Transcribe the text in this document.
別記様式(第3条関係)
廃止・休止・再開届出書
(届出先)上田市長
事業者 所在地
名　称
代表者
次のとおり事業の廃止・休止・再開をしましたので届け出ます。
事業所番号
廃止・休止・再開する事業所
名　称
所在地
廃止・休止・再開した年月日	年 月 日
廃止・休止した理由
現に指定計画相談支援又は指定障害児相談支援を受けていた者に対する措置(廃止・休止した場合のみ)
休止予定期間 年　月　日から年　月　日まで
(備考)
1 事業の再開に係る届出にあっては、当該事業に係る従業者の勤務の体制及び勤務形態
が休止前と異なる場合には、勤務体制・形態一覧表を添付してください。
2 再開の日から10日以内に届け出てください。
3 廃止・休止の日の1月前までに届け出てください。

--

▶ [Written task]: Repeat all of the records above exactly as written.

▶ [Written solution]:
Transcribe the text in this document.
別記様式(第3条関係)
廃止・休止・再開届出書
(届出先)上田市長
事業者 所在地
名　称
代表者
次のとおり事業の廃止・休止・再開をしましたので届け出ます。
事業所番号
廃止・休止・再開する事業所
名　称
所在地
廃止・休止・再開した年月日	年 月 日
廃止・休止した理由
現に指定計画相談支援又は指定障害児相談支援を受けていた者に対する措置(廃止・休止した場合のみ)
休止予定期間 年　月　日から年　月　日まで
(備考)
1 事業の再開に係る届出にあっては、当該事業に係る従業者の勤務の体制及び勤務形態
が休止前と異なる場合には、勤務体制・形態一覧表を添付してください。
2 再開の日から10日以内に届け出てください。
3 廃止・休止の日の1月前までに届け出てください。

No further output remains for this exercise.